## [ENTRIES SHOWN]
◇ ◇ ◇ ◇
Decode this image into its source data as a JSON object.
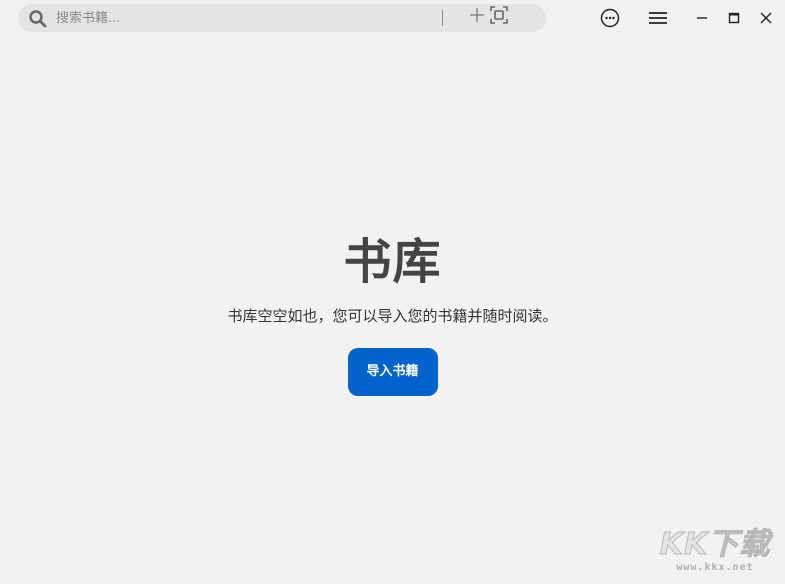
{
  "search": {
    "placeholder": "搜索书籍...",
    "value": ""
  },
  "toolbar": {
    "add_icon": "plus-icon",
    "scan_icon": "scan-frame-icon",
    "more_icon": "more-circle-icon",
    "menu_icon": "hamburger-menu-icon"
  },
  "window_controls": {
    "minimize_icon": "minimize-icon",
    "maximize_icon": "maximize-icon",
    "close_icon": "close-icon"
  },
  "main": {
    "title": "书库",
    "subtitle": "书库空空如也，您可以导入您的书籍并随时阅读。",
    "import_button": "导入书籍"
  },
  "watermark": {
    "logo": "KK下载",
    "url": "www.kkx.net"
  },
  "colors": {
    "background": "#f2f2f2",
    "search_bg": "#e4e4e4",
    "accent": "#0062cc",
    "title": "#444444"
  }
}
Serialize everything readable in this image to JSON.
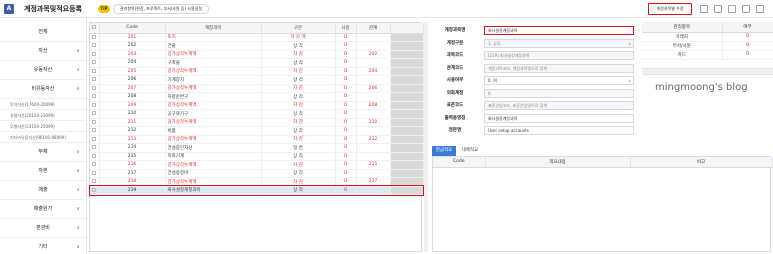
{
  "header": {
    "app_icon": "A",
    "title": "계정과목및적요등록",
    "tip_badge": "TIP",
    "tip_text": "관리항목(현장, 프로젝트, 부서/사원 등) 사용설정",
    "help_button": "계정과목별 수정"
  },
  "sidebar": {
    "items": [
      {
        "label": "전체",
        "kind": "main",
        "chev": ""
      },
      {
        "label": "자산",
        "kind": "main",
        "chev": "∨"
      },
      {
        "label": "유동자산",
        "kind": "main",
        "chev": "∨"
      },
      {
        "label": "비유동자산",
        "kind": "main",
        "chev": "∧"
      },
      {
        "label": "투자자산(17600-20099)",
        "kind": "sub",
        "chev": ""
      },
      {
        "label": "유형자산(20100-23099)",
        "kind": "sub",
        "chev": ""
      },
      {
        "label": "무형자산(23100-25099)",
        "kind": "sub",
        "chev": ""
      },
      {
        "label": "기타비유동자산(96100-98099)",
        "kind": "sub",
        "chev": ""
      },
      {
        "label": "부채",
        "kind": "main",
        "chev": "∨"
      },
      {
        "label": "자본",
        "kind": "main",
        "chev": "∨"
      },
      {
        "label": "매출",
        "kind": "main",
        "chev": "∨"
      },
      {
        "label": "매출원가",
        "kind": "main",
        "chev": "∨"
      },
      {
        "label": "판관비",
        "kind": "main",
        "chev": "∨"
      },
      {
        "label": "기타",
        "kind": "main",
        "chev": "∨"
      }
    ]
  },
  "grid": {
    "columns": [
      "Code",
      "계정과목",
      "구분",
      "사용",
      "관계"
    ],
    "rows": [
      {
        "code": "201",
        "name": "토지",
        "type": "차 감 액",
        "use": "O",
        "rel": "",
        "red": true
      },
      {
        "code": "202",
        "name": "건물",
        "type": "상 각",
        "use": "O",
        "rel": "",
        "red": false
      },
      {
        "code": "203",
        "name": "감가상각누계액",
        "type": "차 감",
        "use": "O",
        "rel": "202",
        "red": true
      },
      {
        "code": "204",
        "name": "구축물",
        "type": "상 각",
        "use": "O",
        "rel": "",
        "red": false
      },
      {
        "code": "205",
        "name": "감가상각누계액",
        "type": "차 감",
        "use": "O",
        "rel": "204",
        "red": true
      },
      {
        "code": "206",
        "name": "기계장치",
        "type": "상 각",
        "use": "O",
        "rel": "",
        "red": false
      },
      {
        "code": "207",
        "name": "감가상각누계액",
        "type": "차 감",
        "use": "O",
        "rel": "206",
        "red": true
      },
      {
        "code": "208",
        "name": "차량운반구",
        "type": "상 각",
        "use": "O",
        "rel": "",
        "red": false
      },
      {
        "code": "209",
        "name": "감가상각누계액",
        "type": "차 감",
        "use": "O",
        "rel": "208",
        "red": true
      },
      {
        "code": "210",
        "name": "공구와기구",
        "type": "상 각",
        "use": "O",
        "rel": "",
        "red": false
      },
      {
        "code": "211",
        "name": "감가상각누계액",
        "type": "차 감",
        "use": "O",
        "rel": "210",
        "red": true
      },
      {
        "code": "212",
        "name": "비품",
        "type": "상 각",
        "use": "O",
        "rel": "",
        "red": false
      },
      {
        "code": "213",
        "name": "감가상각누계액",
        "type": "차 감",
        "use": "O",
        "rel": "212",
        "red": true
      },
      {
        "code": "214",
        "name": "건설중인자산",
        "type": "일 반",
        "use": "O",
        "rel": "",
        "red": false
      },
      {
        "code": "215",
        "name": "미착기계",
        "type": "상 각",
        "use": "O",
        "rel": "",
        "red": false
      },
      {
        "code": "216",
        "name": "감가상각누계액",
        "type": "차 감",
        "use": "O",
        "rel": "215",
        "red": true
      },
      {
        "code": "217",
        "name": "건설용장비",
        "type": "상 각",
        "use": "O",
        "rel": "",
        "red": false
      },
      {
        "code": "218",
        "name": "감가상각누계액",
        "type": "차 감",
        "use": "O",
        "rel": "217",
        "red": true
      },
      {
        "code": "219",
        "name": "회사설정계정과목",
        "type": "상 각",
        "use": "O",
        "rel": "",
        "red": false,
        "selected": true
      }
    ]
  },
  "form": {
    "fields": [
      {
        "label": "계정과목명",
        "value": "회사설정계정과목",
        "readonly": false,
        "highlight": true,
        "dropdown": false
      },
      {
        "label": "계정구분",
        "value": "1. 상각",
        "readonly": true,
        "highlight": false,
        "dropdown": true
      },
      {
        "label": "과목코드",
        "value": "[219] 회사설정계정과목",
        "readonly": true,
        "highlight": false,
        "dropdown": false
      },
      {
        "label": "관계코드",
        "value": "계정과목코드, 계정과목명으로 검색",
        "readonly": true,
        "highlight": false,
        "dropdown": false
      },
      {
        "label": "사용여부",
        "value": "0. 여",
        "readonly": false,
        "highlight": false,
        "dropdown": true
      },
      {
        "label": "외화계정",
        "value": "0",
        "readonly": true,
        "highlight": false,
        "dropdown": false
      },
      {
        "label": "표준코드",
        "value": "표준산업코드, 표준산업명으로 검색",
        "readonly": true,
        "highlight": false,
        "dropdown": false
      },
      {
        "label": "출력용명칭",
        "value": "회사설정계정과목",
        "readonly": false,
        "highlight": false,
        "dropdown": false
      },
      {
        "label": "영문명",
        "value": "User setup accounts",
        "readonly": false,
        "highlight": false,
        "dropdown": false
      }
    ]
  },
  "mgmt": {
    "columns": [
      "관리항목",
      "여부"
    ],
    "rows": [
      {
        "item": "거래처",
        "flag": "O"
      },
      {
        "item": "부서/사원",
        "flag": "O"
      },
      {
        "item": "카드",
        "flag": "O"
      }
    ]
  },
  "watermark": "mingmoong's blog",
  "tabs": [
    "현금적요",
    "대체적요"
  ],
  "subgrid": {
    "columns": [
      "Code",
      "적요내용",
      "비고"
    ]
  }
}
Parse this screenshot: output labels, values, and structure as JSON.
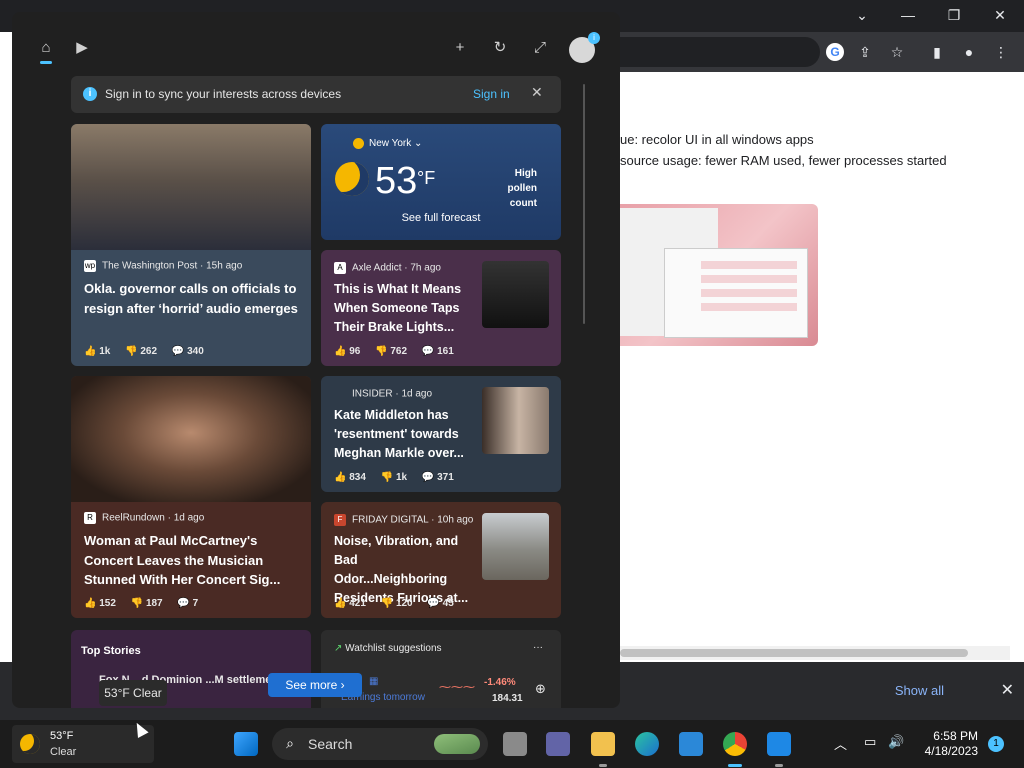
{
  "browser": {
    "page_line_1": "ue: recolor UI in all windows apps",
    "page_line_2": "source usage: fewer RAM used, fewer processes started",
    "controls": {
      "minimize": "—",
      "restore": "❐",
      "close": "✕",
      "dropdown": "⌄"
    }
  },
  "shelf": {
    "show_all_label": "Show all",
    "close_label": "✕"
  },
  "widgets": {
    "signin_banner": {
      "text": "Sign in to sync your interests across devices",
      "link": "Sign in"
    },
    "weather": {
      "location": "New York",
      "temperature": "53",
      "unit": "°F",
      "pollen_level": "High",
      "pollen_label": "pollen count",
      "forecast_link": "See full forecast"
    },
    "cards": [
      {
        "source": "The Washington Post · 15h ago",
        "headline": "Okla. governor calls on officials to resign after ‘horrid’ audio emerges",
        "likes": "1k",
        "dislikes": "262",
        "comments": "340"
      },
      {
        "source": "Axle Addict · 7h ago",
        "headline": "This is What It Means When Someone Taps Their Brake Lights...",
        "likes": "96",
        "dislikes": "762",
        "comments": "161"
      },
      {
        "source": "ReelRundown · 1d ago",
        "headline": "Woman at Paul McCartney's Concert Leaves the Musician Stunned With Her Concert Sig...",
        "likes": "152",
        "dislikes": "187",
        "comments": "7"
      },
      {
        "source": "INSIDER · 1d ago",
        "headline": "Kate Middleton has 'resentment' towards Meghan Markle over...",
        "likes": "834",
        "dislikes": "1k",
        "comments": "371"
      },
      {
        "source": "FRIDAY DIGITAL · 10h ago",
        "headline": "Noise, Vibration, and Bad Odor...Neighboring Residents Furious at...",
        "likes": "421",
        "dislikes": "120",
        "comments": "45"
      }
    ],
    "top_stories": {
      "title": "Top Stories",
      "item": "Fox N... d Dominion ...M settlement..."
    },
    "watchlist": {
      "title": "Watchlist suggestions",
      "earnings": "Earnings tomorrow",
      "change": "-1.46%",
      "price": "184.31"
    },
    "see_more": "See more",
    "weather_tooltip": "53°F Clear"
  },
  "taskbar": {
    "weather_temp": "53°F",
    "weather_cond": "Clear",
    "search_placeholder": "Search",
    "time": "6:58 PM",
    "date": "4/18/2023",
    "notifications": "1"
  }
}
◇ ◇ ◇ ◇
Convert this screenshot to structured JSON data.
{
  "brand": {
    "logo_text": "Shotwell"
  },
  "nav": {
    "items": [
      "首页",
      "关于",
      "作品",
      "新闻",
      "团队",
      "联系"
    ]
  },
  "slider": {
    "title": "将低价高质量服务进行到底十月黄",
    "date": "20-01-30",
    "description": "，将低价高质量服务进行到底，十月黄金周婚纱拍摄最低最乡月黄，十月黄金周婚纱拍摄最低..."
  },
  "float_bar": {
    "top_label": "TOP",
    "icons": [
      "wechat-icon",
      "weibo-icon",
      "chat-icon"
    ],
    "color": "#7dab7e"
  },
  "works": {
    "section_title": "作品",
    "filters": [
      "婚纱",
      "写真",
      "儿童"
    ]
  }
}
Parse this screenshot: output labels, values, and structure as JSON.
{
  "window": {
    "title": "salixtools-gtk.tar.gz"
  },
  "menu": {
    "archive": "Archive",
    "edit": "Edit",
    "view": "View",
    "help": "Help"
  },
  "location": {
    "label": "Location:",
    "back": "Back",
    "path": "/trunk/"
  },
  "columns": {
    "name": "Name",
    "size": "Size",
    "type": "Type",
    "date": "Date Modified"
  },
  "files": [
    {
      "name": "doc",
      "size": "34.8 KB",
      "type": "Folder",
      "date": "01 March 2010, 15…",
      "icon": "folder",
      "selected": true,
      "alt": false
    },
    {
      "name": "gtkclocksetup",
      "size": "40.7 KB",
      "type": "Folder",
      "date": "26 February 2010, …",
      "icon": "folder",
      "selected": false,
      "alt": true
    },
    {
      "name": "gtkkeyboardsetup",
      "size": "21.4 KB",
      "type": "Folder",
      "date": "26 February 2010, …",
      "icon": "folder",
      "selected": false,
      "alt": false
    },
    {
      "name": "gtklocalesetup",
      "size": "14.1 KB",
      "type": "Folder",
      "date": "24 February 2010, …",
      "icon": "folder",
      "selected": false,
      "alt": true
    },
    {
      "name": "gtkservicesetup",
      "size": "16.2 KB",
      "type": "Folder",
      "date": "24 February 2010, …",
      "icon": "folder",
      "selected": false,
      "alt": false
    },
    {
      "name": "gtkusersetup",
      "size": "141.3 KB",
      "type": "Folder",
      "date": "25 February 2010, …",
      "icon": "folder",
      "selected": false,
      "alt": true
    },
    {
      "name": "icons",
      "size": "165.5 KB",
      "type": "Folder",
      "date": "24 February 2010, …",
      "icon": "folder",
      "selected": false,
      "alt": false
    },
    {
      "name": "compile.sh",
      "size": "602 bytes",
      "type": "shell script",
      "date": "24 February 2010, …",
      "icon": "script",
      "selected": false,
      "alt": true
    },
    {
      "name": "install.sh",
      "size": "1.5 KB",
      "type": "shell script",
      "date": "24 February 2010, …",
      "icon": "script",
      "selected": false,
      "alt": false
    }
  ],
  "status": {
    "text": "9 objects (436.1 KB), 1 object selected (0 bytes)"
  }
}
◇ ◇ ◇ ◇
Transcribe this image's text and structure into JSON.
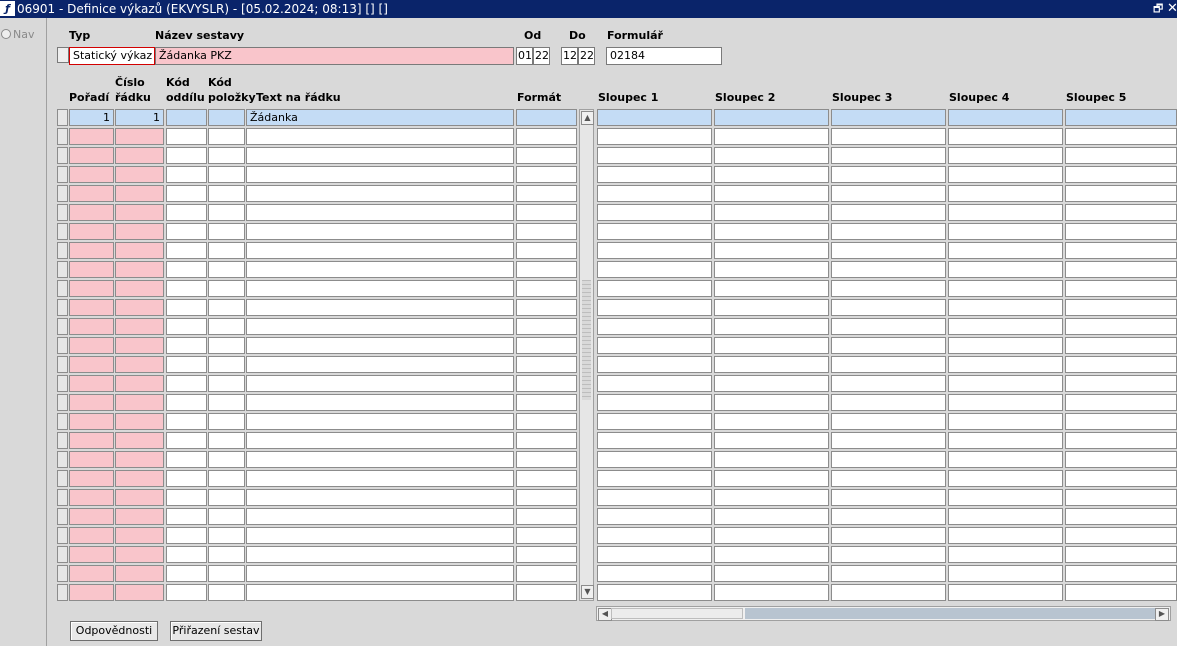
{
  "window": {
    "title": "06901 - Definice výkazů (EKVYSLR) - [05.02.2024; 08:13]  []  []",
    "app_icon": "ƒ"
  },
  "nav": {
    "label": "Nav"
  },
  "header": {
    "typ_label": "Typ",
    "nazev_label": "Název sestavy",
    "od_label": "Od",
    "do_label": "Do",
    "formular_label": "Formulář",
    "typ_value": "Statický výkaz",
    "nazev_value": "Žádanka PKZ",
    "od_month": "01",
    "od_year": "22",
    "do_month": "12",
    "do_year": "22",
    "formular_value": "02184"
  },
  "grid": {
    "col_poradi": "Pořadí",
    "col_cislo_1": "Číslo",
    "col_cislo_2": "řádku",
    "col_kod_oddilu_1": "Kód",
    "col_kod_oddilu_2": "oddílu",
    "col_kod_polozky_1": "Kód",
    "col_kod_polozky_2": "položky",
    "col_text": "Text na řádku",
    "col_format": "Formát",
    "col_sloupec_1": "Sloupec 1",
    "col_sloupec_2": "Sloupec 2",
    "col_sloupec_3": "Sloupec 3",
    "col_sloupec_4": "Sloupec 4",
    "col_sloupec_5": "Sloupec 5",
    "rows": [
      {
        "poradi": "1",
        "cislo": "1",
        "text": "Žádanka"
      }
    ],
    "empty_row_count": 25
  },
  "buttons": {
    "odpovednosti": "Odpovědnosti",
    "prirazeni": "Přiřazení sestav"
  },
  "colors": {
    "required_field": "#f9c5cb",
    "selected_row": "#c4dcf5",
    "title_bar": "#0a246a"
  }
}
◇ ◇ ◇ ◇
## [TASK DESCRIPTION]
Say how many lines contain the string "Clear", giving nothing but the count.

## [RESULT BELOW]
2